⟨

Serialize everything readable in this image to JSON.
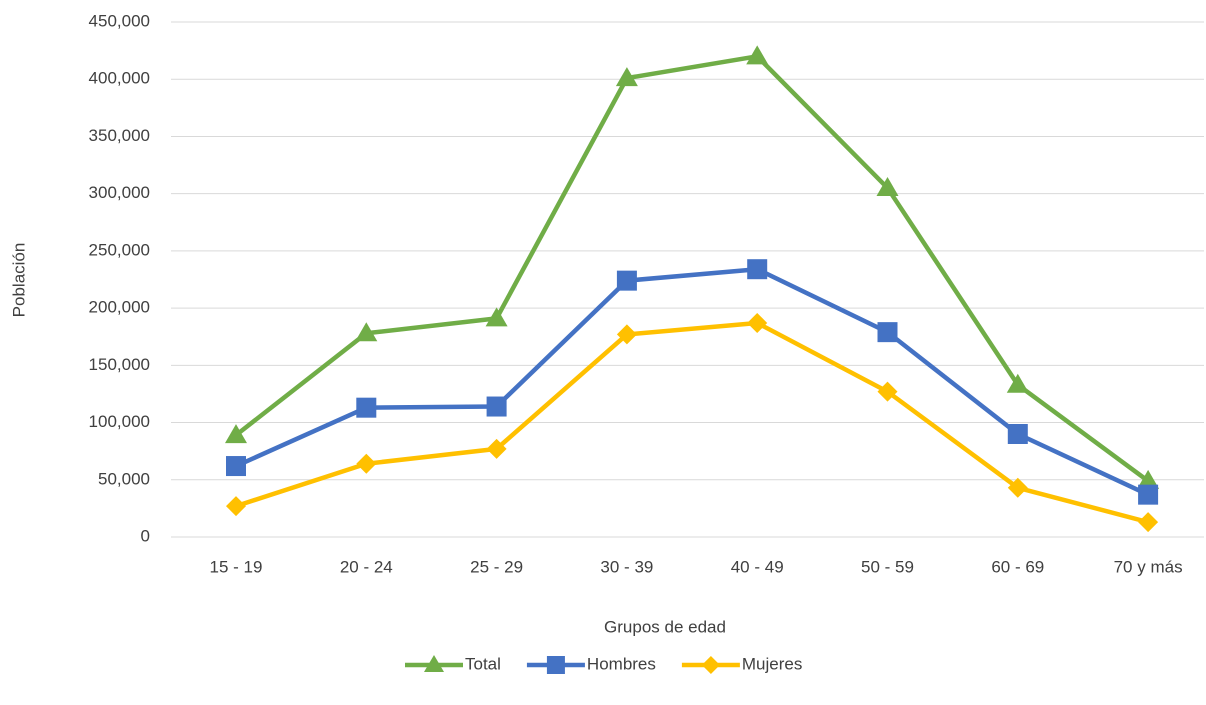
{
  "chart_data": {
    "type": "line",
    "x_label": "Grupos de edad",
    "y_label": "Población",
    "categories": [
      "15 - 19",
      "20 - 24",
      "25 - 29",
      "30 - 39",
      "40 - 49",
      "50 - 59",
      "60 - 69",
      "70 y más"
    ],
    "series": [
      {
        "name": "Total",
        "color": "#70ad47",
        "marker": "triangle",
        "values": [
          89000,
          178000,
          191000,
          401000,
          420000,
          305000,
          133000,
          49000
        ]
      },
      {
        "name": "Hombres",
        "color": "#4472c4",
        "marker": "square",
        "values": [
          62000,
          113000,
          114000,
          224000,
          234000,
          179000,
          90000,
          37000
        ]
      },
      {
        "name": "Mujeres",
        "color": "#ffc000",
        "marker": "diamond",
        "values": [
          27000,
          64000,
          77000,
          177000,
          187000,
          127000,
          43000,
          13000
        ]
      }
    ],
    "ylim": [
      0,
      450000
    ],
    "yticks": [
      0,
      {
        "value": 50000,
        "label": "50,000"
      },
      {
        "value": 100000,
        "label": "100,000"
      },
      {
        "value": 150000,
        "label": "150,000"
      },
      {
        "value": 200000,
        "label": "200,000"
      },
      {
        "value": 250000,
        "label": "250,000"
      },
      {
        "value": 300000,
        "label": "300,000"
      },
      {
        "value": 350000,
        "label": "350,000"
      },
      {
        "value": 400000,
        "label": "400,000"
      },
      {
        "value": 450000,
        "label": "450,000"
      }
    ],
    "grid": true,
    "legend": "bottom"
  }
}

⟩

### Goal of the exercise:
Copy each line from the data above that includes "marker".

### Complete output:
        "marker": "triangle",
        "marker": "square",
        "marker": "diamond",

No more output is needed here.